Goal of the exercise. Will you print the material below without altering a single character?

(Dataset listings of figures)

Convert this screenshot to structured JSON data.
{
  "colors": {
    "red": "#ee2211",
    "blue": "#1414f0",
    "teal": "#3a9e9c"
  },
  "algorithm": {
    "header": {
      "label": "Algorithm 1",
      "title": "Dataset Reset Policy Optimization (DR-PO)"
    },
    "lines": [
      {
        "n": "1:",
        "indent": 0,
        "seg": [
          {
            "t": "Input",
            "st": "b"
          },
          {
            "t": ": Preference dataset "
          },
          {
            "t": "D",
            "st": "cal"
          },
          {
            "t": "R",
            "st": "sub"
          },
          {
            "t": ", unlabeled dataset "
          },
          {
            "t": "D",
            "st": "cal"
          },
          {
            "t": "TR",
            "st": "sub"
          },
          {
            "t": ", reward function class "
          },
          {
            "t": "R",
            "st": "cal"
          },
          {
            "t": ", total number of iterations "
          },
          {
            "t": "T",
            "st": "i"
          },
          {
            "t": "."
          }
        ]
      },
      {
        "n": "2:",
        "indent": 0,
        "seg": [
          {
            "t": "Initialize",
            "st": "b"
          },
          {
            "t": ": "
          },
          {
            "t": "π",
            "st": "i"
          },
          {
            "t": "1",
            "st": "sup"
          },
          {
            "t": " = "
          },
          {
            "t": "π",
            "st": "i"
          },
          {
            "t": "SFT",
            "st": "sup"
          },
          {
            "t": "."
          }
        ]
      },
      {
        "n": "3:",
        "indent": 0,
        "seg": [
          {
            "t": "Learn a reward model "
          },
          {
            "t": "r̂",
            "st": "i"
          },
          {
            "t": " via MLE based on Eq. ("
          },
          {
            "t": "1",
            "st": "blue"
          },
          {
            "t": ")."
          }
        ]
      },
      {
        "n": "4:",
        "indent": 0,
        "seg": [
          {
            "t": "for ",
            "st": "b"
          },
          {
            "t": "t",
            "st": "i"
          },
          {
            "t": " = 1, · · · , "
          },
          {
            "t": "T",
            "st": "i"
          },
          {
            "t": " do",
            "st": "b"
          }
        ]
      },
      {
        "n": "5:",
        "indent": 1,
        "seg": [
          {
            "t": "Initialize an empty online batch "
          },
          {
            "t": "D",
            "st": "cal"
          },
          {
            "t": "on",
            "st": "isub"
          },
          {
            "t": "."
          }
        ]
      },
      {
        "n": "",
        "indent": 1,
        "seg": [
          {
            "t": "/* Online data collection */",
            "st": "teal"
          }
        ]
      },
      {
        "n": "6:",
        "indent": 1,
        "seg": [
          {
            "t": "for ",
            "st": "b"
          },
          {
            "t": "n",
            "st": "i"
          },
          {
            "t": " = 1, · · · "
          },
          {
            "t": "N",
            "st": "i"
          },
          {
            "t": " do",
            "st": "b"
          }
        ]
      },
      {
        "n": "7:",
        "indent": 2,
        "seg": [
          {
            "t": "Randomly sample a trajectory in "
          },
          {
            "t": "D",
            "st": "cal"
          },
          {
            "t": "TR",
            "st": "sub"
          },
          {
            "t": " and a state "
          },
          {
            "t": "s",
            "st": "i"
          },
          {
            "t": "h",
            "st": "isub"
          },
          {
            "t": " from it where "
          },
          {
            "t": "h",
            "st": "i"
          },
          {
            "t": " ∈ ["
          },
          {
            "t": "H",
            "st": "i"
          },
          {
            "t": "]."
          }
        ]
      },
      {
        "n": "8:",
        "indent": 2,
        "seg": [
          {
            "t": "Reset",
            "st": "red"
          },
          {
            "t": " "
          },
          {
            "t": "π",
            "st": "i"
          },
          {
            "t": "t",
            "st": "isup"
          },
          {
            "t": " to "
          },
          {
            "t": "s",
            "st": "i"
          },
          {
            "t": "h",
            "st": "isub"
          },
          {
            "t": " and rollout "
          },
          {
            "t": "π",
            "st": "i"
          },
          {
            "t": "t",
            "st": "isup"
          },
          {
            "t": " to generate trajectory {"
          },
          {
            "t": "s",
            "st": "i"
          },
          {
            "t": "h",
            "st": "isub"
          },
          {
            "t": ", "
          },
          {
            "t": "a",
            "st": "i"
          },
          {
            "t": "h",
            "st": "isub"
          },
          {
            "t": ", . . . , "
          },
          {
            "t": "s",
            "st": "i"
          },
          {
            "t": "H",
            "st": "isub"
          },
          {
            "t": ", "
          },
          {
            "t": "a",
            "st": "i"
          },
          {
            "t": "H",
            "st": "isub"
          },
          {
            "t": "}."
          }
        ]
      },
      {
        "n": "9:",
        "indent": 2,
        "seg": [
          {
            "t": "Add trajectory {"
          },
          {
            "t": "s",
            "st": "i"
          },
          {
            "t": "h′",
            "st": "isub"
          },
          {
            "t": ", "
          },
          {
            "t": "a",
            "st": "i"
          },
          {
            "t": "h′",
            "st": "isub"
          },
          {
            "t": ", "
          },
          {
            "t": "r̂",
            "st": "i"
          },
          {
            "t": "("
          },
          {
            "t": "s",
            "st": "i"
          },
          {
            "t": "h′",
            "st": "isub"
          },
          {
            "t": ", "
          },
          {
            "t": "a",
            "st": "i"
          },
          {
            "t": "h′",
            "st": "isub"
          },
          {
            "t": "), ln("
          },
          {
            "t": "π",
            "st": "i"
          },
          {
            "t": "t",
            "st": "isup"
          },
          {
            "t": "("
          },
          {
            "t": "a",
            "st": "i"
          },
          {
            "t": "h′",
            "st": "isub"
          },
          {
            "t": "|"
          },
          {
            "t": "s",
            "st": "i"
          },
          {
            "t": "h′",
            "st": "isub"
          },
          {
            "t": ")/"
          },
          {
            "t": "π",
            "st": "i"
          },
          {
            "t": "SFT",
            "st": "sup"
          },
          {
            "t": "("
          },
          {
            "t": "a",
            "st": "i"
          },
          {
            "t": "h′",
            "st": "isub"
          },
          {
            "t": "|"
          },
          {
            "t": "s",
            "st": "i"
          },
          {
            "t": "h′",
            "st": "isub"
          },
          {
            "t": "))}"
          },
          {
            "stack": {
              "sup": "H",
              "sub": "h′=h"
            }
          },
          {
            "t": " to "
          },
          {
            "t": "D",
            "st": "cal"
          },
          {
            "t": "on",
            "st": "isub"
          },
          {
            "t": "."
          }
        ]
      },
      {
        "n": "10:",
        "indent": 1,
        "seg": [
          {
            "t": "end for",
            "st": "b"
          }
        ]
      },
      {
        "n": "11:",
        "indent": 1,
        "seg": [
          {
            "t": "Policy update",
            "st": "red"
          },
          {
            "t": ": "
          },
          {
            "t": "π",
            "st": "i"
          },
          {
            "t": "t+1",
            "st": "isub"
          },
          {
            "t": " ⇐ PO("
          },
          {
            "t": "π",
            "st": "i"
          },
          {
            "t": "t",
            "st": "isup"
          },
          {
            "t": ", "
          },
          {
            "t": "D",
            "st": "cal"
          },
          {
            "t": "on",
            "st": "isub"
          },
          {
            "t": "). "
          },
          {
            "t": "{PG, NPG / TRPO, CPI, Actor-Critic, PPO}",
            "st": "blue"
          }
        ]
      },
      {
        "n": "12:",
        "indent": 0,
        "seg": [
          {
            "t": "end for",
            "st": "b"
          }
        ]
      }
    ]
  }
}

Solution for this problem.
Convert this screenshot to structured JSON data.
{
  "colors": {
    "red": "#ee2211",
    "blue": "#1414f0",
    "teal": "#3a9e9c"
  },
  "algorithm": {
    "header": {
      "label": "Algorithm 1",
      "title": "Dataset Reset Policy Optimization (DR-PO)"
    },
    "lines": [
      {
        "n": "1:",
        "indent": 0,
        "seg": [
          {
            "t": "Input",
            "st": "b"
          },
          {
            "t": ": Preference dataset "
          },
          {
            "t": "D",
            "st": "cal"
          },
          {
            "t": "R",
            "st": "sub"
          },
          {
            "t": ", unlabeled dataset "
          },
          {
            "t": "D",
            "st": "cal"
          },
          {
            "t": "TR",
            "st": "sub"
          },
          {
            "t": ", reward function class "
          },
          {
            "t": "R",
            "st": "cal"
          },
          {
            "t": ", total number of iterations "
          },
          {
            "t": "T",
            "st": "i"
          },
          {
            "t": "."
          }
        ]
      },
      {
        "n": "2:",
        "indent": 0,
        "seg": [
          {
            "t": "Initialize",
            "st": "b"
          },
          {
            "t": ": "
          },
          {
            "t": "π",
            "st": "i"
          },
          {
            "t": "1",
            "st": "sup"
          },
          {
            "t": " = "
          },
          {
            "t": "π",
            "st": "i"
          },
          {
            "t": "SFT",
            "st": "sup"
          },
          {
            "t": "."
          }
        ]
      },
      {
        "n": "3:",
        "indent": 0,
        "seg": [
          {
            "t": "Learn a reward model "
          },
          {
            "t": "r̂",
            "st": "i"
          },
          {
            "t": " via MLE based on Eq. ("
          },
          {
            "t": "1",
            "st": "blue"
          },
          {
            "t": ")."
          }
        ]
      },
      {
        "n": "4:",
        "indent": 0,
        "seg": [
          {
            "t": "for ",
            "st": "b"
          },
          {
            "t": "t",
            "st": "i"
          },
          {
            "t": " = 1, · · · , "
          },
          {
            "t": "T",
            "st": "i"
          },
          {
            "t": " do",
            "st": "b"
          }
        ]
      },
      {
        "n": "5:",
        "indent": 1,
        "seg": [
          {
            "t": "Initialize an empty online batch "
          },
          {
            "t": "D",
            "st": "cal"
          },
          {
            "t": "on",
            "st": "isub"
          },
          {
            "t": "."
          }
        ]
      },
      {
        "n": "",
        "indent": 1,
        "seg": [
          {
            "t": "/* Online data collection */",
            "st": "teal"
          }
        ]
      },
      {
        "n": "6:",
        "indent": 1,
        "seg": [
          {
            "t": "for ",
            "st": "b"
          },
          {
            "t": "n",
            "st": "i"
          },
          {
            "t": " = 1, · · · "
          },
          {
            "t": "N",
            "st": "i"
          },
          {
            "t": " do",
            "st": "b"
          }
        ]
      },
      {
        "n": "7:",
        "indent": 2,
        "seg": [
          {
            "t": "Randomly sample a trajectory in "
          },
          {
            "t": "D",
            "st": "cal"
          },
          {
            "t": "TR",
            "st": "sub"
          },
          {
            "t": " and a state "
          },
          {
            "t": "s",
            "st": "i"
          },
          {
            "t": "h",
            "st": "isub"
          },
          {
            "t": " from it where "
          },
          {
            "t": "h",
            "st": "i"
          },
          {
            "t": " ∈ ["
          },
          {
            "t": "H",
            "st": "i"
          },
          {
            "t": "]."
          }
        ]
      },
      {
        "n": "8:",
        "indent": 2,
        "seg": [
          {
            "t": "Reset",
            "st": "red"
          },
          {
            "t": " "
          },
          {
            "t": "π",
            "st": "i"
          },
          {
            "t": "t",
            "st": "isup"
          },
          {
            "t": " to "
          },
          {
            "t": "s",
            "st": "i"
          },
          {
            "t": "h",
            "st": "isub"
          },
          {
            "t": " and rollout "
          },
          {
            "t": "π",
            "st": "i"
          },
          {
            "t": "t",
            "st": "isup"
          },
          {
            "t": " to generate trajectory {"
          },
          {
            "t": "s",
            "st": "i"
          },
          {
            "t": "h",
            "st": "isub"
          },
          {
            "t": ", "
          },
          {
            "t": "a",
            "st": "i"
          },
          {
            "t": "h",
            "st": "isub"
          },
          {
            "t": ", . . . , "
          },
          {
            "t": "s",
            "st": "i"
          },
          {
            "t": "H",
            "st": "isub"
          },
          {
            "t": ", "
          },
          {
            "t": "a",
            "st": "i"
          },
          {
            "t": "H",
            "st": "isub"
          },
          {
            "t": "}."
          }
        ]
      },
      {
        "n": "9:",
        "indent": 2,
        "seg": [
          {
            "t": "Add trajectory {"
          },
          {
            "t": "s",
            "st": "i"
          },
          {
            "t": "h′",
            "st": "isub"
          },
          {
            "t": ", "
          },
          {
            "t": "a",
            "st": "i"
          },
          {
            "t": "h′",
            "st": "isub"
          },
          {
            "t": ", "
          },
          {
            "t": "r̂",
            "st": "i"
          },
          {
            "t": "("
          },
          {
            "t": "s",
            "st": "i"
          },
          {
            "t": "h′",
            "st": "isub"
          },
          {
            "t": ", "
          },
          {
            "t": "a",
            "st": "i"
          },
          {
            "t": "h′",
            "st": "isub"
          },
          {
            "t": "), ln("
          },
          {
            "t": "π",
            "st": "i"
          },
          {
            "t": "t",
            "st": "isup"
          },
          {
            "t": "("
          },
          {
            "t": "a",
            "st": "i"
          },
          {
            "t": "h′",
            "st": "isub"
          },
          {
            "t": "|"
          },
          {
            "t": "s",
            "st": "i"
          },
          {
            "t": "h′",
            "st": "isub"
          },
          {
            "t": ")/"
          },
          {
            "t": "π",
            "st": "i"
          },
          {
            "t": "SFT",
            "st": "sup"
          },
          {
            "t": "("
          },
          {
            "t": "a",
            "st": "i"
          },
          {
            "t": "h′",
            "st": "isub"
          },
          {
            "t": "|"
          },
          {
            "t": "s",
            "st": "i"
          },
          {
            "t": "h′",
            "st": "isub"
          },
          {
            "t": "))}"
          },
          {
            "stack": {
              "sup": "H",
              "sub": "h′=h"
            }
          },
          {
            "t": " to "
          },
          {
            "t": "D",
            "st": "cal"
          },
          {
            "t": "on",
            "st": "isub"
          },
          {
            "t": "."
          }
        ]
      },
      {
        "n": "10:",
        "indent": 1,
        "seg": [
          {
            "t": "end for",
            "st": "b"
          }
        ]
      },
      {
        "n": "11:",
        "indent": 1,
        "seg": [
          {
            "t": "Policy update",
            "st": "red"
          },
          {
            "t": ": "
          },
          {
            "t": "π",
            "st": "i"
          },
          {
            "t": "t+1",
            "st": "isub"
          },
          {
            "t": " ⇐ PO("
          },
          {
            "t": "π",
            "st": "i"
          },
          {
            "t": "t",
            "st": "isup"
          },
          {
            "t": ", "
          },
          {
            "t": "D",
            "st": "cal"
          },
          {
            "t": "on",
            "st": "isub"
          },
          {
            "t": "). "
          },
          {
            "t": "{PG, NPG / TRPO, CPI, Actor-Critic, PPO}",
            "st": "blue"
          }
        ]
      },
      {
        "n": "12:",
        "indent": 0,
        "seg": [
          {
            "t": "end for",
            "st": "b"
          }
        ]
      }
    ]
  }
}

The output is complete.